### AIM OF THE TASK:
Write the material out again exactly.

..........

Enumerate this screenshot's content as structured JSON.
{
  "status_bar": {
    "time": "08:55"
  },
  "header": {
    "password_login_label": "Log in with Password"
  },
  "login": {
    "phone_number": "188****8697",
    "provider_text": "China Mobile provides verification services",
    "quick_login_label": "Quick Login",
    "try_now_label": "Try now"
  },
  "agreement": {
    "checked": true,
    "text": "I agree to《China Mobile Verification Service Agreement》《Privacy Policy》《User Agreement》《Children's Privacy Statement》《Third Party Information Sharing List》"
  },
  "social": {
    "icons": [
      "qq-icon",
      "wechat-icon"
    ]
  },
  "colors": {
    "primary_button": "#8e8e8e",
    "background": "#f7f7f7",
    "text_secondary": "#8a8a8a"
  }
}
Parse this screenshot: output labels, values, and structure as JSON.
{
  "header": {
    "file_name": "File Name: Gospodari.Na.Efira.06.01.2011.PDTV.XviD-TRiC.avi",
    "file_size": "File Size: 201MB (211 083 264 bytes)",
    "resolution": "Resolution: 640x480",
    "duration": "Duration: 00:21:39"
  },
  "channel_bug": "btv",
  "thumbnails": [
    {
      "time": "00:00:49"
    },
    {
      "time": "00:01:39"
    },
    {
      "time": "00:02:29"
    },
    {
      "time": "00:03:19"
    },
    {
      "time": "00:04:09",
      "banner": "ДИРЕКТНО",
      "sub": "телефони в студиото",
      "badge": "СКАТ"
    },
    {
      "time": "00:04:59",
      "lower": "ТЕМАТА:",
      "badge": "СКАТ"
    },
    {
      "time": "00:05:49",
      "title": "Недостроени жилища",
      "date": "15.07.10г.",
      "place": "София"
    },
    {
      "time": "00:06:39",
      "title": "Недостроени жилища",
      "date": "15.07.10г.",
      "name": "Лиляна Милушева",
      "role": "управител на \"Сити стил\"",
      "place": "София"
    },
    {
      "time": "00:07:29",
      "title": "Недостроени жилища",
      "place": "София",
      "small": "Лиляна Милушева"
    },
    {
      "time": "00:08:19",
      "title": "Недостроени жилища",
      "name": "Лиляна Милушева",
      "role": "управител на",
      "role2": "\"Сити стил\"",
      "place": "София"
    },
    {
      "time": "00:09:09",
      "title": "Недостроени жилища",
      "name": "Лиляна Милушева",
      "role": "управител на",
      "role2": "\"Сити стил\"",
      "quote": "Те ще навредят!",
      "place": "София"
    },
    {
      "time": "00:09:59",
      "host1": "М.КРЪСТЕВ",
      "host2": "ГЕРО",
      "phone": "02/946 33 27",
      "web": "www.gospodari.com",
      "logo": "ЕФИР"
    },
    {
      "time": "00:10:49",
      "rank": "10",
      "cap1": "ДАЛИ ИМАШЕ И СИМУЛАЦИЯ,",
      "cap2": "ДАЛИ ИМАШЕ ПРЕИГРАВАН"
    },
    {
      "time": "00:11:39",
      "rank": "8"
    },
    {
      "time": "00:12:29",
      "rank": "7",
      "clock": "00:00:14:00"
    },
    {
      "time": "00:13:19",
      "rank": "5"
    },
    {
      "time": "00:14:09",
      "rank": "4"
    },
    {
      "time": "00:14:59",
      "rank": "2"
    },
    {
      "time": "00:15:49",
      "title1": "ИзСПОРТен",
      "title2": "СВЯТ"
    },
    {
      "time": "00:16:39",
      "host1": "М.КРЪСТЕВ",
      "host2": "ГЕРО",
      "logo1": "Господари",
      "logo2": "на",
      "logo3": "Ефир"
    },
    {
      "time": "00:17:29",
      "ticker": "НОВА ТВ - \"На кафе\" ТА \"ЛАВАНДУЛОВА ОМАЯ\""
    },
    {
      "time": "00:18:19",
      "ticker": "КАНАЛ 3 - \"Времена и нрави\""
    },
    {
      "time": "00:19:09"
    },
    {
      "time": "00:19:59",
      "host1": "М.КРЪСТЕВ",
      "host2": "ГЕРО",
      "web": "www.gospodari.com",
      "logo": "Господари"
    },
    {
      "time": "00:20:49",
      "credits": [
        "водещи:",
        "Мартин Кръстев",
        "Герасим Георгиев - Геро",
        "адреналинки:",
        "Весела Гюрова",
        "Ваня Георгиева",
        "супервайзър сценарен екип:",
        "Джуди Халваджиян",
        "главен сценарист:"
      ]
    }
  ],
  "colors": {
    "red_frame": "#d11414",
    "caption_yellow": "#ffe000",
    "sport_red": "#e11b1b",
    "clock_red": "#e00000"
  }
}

..........

### ANSWER FOR THE TASK:
Enumerate this screenshot's content as structured JSON.
{
  "status_bar": {
    "time": "08:55"
  },
  "header": {
    "password_login_label": "Log in with Password"
  },
  "login": {
    "phone_number": "188****8697",
    "provider_text": "China Mobile provides verification services",
    "quick_login_label": "Quick Login",
    "try_now_label": "Try now"
  },
  "agreement": {
    "checked": true,
    "text": "I agree to《China Mobile Verification Service Agreement》《Privacy Policy》《User Agreement》《Children's Privacy Statement》《Third Party Information Sharing List》"
  },
  "social": {
    "icons": [
      "qq-icon",
      "wechat-icon"
    ]
  },
  "colors": {
    "primary_button": "#8e8e8e",
    "background": "#f7f7f7",
    "text_secondary": "#8a8a8a"
  }
}
Parse this screenshot: output labels, values, and structure as JSON.
{
  "header": {
    "file_name": "File Name: Gospodari.Na.Efira.06.01.2011.PDTV.XviD-TRiC.avi",
    "file_size": "File Size: 201MB (211 083 264 bytes)",
    "resolution": "Resolution: 640x480",
    "duration": "Duration: 00:21:39"
  },
  "channel_bug": "btv",
  "thumbnails": [
    {
      "time": "00:00:49"
    },
    {
      "time": "00:01:39"
    },
    {
      "time": "00:02:29"
    },
    {
      "time": "00:03:19"
    },
    {
      "time": "00:04:09",
      "banner": "ДИРЕКТНО",
      "sub": "телефони в студиото",
      "badge": "СКАТ"
    },
    {
      "time": "00:04:59",
      "lower": "ТЕМАТА:",
      "badge": "СКАТ"
    },
    {
      "time": "00:05:49",
      "title": "Недостроени жилища",
      "date": "15.07.10г.",
      "place": "София"
    },
    {
      "time": "00:06:39",
      "title": "Недостроени жилища",
      "date": "15.07.10г.",
      "name": "Лиляна Милушева",
      "role": "управител на \"Сити стил\"",
      "place": "София"
    },
    {
      "time": "00:07:29",
      "title": "Недостроени жилища",
      "place": "София",
      "small": "Лиляна Милушева"
    },
    {
      "time": "00:08:19",
      "title": "Недостроени жилища",
      "name": "Лиляна Милушева",
      "role": "управител на",
      "role2": "\"Сити стил\"",
      "place": "София"
    },
    {
      "time": "00:09:09",
      "title": "Недостроени жилища",
      "name": "Лиляна Милушева",
      "role": "управител на",
      "role2": "\"Сити стил\"",
      "quote": "Те ще навредят!",
      "place": "София"
    },
    {
      "time": "00:09:59",
      "host1": "М.КРЪСТЕВ",
      "host2": "ГЕРО",
      "phone": "02/946 33 27",
      "web": "www.gospodari.com",
      "logo": "ЕФИР"
    },
    {
      "time": "00:10:49",
      "rank": "10",
      "cap1": "ДАЛИ ИМАШЕ И СИМУЛАЦИЯ,",
      "cap2": "ДАЛИ ИМАШЕ ПРЕИГРАВАН"
    },
    {
      "time": "00:11:39",
      "rank": "8"
    },
    {
      "time": "00:12:29",
      "rank": "7",
      "clock": "00:00:14:00"
    },
    {
      "time": "00:13:19",
      "rank": "5"
    },
    {
      "time": "00:14:09",
      "rank": "4"
    },
    {
      "time": "00:14:59",
      "rank": "2"
    },
    {
      "time": "00:15:49",
      "title1": "ИзСПОРТен",
      "title2": "СВЯТ"
    },
    {
      "time": "00:16:39",
      "host1": "М.КРЪСТЕВ",
      "host2": "ГЕРО",
      "logo1": "Господари",
      "logo2": "на",
      "logo3": "Ефир"
    },
    {
      "time": "00:17:29",
      "ticker": "НОВА ТВ - \"На кафе\" ТА \"ЛАВАНДУЛОВА ОМАЯ\""
    },
    {
      "time": "00:18:19",
      "ticker": "КАНАЛ 3 - \"Времена и нрави\""
    },
    {
      "time": "00:19:09"
    },
    {
      "time": "00:19:59",
      "host1": "М.КРЪСТЕВ",
      "host2": "ГЕРО",
      "web": "www.gospodari.com",
      "logo": "Господари"
    },
    {
      "time": "00:20:49",
      "credits": [
        "водещи:",
        "Мартин Кръстев",
        "Герасим Георгиев - Геро",
        "адреналинки:",
        "Весела Гюрова",
        "Ваня Георгиева",
        "супервайзър сценарен екип:",
        "Джуди Халваджиян",
        "главен сценарист:"
      ]
    }
  ],
  "colors": {
    "red_frame": "#d11414",
    "caption_yellow": "#ffe000",
    "sport_red": "#e11b1b",
    "clock_red": "#e00000"
  }
}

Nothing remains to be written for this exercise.